Provided records »
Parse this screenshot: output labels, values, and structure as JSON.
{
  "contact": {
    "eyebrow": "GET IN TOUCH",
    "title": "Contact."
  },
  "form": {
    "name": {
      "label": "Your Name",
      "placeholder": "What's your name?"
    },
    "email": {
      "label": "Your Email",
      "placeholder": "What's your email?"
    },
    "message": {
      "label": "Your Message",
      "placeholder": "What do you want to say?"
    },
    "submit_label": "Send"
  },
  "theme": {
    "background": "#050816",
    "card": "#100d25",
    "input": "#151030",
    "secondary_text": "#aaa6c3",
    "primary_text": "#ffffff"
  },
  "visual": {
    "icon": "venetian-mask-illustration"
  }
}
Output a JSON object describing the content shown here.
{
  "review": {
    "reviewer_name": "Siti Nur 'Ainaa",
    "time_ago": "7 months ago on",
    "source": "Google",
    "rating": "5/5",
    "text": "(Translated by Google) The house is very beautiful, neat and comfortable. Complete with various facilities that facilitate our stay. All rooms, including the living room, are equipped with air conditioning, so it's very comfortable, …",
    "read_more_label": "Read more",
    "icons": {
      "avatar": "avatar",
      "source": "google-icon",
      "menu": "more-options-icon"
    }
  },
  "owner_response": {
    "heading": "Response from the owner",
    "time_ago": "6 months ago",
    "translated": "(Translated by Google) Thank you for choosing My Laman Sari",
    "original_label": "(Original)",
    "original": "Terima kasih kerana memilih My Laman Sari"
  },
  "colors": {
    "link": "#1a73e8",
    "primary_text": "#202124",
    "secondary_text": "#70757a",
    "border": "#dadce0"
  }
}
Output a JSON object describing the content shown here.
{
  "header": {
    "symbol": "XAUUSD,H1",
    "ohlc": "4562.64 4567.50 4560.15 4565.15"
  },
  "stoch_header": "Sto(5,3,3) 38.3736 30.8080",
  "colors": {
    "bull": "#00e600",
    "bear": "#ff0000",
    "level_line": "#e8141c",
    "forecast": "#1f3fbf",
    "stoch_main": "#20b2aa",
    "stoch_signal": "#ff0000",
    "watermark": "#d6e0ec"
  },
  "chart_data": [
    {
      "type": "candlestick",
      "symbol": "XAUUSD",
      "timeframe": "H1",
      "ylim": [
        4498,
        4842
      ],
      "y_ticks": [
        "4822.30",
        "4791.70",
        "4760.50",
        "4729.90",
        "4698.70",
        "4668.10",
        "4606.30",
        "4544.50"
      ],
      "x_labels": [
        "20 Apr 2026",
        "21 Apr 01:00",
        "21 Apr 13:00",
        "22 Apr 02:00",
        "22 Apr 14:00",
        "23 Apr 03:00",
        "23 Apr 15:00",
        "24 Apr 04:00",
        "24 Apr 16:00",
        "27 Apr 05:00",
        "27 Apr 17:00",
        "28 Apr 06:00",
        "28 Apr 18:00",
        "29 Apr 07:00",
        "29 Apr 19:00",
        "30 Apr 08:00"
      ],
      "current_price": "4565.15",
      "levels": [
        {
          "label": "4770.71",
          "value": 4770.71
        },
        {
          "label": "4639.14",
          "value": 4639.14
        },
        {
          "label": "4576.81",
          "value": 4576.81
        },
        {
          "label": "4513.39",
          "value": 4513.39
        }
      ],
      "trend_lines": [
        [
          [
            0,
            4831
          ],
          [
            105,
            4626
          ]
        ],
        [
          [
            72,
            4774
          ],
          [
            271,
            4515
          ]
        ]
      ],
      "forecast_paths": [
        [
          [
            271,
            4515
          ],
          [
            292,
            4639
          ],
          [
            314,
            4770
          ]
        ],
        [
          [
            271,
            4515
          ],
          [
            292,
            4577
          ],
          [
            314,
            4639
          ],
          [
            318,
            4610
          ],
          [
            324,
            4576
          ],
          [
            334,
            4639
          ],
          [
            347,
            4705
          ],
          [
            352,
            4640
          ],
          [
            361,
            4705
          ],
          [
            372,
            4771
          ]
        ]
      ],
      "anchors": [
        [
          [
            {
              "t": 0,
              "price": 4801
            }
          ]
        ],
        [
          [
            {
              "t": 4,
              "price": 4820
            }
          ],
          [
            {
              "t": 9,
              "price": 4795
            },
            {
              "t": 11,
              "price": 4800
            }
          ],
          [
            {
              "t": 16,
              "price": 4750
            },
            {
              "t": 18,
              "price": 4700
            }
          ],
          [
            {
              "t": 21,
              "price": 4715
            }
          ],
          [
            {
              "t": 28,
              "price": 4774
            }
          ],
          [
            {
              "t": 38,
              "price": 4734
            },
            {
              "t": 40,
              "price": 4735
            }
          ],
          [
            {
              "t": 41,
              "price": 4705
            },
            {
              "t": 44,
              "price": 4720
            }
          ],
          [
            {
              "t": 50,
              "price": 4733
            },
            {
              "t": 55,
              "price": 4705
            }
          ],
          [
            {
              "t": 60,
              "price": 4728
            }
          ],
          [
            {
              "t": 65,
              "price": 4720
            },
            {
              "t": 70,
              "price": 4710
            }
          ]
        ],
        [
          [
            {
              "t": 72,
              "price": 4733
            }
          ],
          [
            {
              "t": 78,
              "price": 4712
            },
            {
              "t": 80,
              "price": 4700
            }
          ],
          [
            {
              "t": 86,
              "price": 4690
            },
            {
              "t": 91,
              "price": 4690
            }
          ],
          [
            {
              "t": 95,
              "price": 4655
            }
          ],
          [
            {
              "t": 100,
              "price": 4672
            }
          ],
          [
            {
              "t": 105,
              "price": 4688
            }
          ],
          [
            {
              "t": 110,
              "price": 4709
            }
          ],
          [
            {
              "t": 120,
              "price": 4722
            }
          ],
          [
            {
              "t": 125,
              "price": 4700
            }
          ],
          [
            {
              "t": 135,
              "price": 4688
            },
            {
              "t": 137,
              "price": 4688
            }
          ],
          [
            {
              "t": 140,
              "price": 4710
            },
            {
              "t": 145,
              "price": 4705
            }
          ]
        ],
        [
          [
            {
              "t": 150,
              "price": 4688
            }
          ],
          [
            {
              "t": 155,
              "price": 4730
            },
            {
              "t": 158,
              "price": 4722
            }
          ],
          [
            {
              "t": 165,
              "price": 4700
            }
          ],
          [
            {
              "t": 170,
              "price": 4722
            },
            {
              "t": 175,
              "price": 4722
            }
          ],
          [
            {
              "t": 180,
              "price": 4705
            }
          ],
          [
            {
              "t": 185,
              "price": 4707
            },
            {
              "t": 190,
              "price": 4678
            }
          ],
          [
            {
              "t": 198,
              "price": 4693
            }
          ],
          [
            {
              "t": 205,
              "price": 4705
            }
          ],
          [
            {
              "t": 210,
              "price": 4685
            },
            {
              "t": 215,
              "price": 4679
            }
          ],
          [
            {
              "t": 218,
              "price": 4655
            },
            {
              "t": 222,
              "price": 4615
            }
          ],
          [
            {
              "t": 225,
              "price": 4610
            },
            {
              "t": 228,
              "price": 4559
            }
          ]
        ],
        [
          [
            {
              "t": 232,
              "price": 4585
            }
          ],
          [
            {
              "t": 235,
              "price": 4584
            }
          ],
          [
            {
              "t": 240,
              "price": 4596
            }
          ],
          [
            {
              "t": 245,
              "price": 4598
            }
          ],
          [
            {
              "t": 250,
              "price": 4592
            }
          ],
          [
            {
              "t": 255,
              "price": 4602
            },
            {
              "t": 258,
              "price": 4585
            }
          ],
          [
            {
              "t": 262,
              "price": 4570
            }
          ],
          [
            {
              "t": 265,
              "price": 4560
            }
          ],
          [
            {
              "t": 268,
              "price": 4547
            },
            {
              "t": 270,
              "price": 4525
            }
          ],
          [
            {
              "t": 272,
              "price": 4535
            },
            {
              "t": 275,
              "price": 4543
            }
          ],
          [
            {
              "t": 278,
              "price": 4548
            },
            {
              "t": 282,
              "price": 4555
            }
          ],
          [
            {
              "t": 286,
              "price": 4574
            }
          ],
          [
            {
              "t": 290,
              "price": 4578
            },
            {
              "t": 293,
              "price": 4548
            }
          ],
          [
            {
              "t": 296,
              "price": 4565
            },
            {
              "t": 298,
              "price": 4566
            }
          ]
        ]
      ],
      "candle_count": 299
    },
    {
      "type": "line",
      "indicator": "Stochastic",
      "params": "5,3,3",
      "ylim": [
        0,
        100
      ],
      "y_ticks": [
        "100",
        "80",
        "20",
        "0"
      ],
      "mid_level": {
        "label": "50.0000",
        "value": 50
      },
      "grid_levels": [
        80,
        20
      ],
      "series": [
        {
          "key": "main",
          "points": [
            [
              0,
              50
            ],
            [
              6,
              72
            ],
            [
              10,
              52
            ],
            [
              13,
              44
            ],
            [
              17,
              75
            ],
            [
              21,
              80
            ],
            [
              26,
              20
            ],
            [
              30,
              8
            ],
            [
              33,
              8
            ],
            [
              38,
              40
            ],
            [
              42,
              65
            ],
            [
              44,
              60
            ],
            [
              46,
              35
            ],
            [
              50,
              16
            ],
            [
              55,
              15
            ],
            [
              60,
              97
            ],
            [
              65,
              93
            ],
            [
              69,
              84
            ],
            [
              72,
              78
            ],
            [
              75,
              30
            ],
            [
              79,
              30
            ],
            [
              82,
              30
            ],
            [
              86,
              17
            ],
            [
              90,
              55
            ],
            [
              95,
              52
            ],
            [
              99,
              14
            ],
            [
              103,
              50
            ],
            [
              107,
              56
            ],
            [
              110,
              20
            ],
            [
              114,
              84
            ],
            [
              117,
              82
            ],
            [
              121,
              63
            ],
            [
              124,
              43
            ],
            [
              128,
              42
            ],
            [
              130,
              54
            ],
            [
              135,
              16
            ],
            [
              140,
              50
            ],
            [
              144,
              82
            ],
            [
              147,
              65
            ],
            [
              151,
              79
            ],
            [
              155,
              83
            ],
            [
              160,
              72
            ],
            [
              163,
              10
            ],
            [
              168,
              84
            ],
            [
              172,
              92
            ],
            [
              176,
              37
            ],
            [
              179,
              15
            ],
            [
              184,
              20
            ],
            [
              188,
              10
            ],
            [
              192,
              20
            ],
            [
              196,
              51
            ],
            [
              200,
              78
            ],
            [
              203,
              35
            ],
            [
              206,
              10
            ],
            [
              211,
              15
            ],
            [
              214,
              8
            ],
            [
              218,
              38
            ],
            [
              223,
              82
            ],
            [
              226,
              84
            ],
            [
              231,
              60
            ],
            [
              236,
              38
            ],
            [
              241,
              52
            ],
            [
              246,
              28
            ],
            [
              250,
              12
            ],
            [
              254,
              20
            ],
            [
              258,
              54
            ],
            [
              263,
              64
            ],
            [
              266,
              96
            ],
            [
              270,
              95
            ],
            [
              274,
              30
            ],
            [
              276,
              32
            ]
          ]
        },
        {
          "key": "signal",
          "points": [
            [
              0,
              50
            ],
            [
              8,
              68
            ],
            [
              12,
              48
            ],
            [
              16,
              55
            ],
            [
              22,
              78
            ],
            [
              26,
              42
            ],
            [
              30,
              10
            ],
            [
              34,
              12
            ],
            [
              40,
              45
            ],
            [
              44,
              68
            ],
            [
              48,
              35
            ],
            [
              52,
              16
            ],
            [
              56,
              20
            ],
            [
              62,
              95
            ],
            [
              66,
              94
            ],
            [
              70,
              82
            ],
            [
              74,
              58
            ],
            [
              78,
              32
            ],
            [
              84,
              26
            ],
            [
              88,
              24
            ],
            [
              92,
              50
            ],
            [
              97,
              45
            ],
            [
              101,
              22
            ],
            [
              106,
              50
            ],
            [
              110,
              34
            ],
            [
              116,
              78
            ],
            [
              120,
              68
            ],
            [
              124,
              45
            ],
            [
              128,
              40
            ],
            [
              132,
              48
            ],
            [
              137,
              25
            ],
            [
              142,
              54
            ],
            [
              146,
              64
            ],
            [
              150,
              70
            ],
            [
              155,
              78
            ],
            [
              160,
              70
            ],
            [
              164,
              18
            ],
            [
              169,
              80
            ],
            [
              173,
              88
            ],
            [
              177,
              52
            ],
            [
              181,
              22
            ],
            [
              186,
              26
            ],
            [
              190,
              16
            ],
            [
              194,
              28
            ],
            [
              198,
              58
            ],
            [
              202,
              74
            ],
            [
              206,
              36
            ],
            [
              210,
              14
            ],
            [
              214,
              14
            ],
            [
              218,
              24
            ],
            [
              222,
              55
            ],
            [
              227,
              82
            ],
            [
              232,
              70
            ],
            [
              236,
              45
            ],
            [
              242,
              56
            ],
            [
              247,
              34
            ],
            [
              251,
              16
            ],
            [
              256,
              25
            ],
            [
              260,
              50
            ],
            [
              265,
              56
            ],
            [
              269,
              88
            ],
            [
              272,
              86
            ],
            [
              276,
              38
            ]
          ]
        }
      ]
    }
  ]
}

Written problem » Pick out all lines from the data above in which the word "placeholder" appears.

Response »
      "placeholder": "What's your name?"
      "placeholder": "What's your email?"
      "placeholder": "What do you want to say?"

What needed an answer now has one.